▶ Work instructions
From the listing below, pull each line that includes "What".

▶ Records for the exercise
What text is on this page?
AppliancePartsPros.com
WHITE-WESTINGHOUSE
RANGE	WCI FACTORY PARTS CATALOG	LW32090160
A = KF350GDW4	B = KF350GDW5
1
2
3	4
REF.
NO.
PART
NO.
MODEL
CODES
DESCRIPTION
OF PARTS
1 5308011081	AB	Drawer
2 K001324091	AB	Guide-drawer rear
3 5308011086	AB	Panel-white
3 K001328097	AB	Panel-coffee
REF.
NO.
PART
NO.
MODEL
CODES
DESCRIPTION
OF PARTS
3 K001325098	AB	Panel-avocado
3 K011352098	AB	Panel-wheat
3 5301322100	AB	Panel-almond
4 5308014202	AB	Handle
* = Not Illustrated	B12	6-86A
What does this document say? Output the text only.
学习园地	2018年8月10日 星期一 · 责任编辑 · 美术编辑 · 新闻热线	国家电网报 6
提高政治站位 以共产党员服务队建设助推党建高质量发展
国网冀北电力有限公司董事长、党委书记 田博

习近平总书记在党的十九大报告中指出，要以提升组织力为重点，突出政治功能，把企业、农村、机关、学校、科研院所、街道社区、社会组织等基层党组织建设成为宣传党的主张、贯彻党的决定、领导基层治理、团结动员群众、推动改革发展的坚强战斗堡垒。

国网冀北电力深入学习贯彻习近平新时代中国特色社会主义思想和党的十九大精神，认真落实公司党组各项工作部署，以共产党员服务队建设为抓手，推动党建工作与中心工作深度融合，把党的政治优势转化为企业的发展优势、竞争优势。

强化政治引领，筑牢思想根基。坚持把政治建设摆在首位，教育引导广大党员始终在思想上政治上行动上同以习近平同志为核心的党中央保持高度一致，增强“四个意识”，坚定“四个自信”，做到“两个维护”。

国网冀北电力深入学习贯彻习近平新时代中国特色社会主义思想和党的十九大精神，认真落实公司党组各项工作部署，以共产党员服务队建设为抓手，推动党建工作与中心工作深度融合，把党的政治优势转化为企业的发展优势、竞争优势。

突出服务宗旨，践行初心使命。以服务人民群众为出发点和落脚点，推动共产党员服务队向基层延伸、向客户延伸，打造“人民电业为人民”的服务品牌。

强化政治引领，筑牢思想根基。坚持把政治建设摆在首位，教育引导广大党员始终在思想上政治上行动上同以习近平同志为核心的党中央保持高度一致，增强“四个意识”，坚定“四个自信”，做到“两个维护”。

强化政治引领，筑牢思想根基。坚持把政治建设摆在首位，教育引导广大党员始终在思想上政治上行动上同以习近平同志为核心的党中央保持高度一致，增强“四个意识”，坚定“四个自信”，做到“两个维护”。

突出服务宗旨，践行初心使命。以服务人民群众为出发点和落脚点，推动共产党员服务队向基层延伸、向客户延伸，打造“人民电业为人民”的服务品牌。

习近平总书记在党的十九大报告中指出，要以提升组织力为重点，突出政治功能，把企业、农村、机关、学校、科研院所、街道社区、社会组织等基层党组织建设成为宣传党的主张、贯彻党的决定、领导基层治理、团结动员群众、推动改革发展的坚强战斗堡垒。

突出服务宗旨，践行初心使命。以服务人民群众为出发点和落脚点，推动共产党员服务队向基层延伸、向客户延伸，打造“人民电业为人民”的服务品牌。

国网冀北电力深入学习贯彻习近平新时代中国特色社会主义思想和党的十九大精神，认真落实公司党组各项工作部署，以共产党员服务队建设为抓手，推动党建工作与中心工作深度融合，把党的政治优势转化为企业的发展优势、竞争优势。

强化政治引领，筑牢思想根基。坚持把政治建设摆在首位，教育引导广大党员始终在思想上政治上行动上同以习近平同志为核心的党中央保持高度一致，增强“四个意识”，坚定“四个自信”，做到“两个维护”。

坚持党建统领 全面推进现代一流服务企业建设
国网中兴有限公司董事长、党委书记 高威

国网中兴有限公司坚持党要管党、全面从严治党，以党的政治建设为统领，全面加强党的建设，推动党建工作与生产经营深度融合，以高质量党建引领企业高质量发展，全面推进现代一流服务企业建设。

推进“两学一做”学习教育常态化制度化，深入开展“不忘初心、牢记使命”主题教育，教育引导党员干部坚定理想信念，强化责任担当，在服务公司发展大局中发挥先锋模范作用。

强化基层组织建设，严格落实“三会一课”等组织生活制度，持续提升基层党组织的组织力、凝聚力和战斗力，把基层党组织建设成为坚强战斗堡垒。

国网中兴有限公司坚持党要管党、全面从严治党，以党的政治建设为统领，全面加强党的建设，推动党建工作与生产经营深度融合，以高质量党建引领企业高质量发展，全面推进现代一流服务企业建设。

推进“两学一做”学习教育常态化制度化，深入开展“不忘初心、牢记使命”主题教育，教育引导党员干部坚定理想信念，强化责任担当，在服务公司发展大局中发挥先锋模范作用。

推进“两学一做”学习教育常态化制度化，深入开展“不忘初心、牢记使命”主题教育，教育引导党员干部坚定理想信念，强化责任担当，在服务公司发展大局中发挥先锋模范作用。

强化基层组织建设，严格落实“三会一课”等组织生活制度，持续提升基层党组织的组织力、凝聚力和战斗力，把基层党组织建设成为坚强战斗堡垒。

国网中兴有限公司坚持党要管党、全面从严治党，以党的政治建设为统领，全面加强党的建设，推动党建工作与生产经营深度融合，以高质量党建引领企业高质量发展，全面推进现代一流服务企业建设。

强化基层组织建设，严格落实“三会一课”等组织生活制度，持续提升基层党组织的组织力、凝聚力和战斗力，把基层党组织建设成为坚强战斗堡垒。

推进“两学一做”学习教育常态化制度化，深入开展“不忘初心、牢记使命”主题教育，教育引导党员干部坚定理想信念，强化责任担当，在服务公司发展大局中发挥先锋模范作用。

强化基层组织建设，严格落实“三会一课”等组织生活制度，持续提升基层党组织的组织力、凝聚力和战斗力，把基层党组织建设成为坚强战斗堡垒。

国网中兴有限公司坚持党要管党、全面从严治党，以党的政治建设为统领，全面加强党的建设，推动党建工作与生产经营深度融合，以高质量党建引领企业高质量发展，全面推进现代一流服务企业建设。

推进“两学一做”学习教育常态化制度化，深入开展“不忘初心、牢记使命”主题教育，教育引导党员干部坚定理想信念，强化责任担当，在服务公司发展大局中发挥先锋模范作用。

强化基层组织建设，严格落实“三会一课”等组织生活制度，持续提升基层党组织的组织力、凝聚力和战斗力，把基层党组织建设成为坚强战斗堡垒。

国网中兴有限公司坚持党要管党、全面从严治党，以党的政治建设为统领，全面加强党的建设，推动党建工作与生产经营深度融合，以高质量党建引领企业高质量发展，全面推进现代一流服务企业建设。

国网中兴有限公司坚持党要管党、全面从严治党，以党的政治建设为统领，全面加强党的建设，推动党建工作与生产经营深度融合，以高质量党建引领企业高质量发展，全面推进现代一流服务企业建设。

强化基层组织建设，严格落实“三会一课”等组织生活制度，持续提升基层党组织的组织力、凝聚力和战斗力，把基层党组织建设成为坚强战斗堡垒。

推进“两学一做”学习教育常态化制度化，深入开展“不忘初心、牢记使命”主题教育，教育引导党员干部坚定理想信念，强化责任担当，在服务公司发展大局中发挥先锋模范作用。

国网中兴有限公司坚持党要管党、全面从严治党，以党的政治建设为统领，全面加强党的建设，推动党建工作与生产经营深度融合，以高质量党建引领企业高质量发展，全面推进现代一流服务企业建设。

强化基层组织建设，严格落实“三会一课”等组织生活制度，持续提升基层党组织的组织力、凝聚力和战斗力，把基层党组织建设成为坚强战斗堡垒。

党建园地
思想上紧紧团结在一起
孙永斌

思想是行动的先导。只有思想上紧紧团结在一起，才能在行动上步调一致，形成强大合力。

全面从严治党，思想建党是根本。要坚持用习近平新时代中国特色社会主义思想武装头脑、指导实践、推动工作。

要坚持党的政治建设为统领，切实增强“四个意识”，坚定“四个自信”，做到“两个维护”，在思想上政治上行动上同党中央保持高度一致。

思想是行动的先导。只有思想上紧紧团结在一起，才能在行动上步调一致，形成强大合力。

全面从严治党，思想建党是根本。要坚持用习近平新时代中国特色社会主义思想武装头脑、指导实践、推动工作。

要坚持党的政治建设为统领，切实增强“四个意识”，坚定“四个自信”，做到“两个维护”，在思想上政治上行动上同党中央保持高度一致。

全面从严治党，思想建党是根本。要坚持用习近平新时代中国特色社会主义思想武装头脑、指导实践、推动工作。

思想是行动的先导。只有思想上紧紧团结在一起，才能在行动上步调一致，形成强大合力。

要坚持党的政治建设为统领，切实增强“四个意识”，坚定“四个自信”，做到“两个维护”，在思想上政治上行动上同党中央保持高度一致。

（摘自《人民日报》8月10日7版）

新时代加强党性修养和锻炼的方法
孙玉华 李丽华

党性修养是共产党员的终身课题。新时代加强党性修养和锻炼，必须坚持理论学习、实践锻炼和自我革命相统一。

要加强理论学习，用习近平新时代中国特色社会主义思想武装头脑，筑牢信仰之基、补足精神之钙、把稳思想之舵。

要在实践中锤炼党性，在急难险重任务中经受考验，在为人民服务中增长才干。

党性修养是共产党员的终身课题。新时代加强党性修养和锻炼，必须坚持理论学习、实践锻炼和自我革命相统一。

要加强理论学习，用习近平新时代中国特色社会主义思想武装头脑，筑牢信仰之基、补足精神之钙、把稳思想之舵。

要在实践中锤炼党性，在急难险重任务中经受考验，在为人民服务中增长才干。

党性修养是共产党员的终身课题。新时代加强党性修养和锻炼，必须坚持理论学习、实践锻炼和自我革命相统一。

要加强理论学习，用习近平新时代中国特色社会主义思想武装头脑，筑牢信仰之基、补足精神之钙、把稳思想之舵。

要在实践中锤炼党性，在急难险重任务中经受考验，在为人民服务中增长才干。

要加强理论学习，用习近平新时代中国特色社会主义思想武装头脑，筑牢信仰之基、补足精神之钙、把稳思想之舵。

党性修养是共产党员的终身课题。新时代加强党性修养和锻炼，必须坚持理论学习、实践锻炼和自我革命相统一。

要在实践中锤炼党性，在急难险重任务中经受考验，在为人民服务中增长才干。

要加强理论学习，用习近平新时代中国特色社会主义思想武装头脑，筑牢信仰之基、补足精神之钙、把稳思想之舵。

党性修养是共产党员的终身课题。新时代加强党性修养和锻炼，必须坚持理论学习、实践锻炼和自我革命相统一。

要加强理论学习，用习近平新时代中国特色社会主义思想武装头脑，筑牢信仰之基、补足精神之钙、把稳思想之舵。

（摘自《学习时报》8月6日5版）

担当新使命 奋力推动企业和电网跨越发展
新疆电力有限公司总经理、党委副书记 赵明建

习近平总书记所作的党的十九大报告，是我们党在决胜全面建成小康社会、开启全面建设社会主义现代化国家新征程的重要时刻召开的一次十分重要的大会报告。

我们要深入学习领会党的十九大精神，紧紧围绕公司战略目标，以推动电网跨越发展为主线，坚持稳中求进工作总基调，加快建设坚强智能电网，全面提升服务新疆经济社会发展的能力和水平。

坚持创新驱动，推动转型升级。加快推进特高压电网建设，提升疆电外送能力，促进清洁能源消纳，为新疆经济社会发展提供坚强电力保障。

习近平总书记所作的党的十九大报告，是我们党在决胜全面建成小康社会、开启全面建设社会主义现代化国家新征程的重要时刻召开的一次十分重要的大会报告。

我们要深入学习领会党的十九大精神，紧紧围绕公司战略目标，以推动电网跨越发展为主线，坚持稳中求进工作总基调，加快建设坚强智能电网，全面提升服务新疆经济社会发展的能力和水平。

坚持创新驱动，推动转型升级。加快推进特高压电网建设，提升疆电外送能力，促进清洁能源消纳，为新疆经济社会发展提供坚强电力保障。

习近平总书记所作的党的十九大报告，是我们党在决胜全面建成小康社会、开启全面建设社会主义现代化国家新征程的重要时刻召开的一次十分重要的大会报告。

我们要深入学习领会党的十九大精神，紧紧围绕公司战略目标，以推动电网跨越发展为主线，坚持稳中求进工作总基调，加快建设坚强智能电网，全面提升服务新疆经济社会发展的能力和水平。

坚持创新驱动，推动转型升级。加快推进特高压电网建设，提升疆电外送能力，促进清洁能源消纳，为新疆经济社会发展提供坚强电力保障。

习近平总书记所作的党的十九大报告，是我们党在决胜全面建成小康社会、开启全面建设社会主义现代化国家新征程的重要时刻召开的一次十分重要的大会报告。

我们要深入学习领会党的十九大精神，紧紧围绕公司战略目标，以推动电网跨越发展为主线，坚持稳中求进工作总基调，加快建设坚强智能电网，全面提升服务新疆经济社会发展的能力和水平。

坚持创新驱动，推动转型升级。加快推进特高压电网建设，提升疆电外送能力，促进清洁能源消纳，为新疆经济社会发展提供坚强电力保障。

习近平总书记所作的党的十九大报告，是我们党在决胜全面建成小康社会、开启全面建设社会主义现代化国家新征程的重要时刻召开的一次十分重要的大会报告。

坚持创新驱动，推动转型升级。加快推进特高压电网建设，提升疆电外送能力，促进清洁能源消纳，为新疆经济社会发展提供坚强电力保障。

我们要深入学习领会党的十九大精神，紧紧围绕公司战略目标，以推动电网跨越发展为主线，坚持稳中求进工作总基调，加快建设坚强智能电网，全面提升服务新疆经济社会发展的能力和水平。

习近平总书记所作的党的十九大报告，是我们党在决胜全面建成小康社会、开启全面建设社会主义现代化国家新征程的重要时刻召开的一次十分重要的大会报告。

▶ Answer to the task
What text is on this page?
What does this document say? Output the text only.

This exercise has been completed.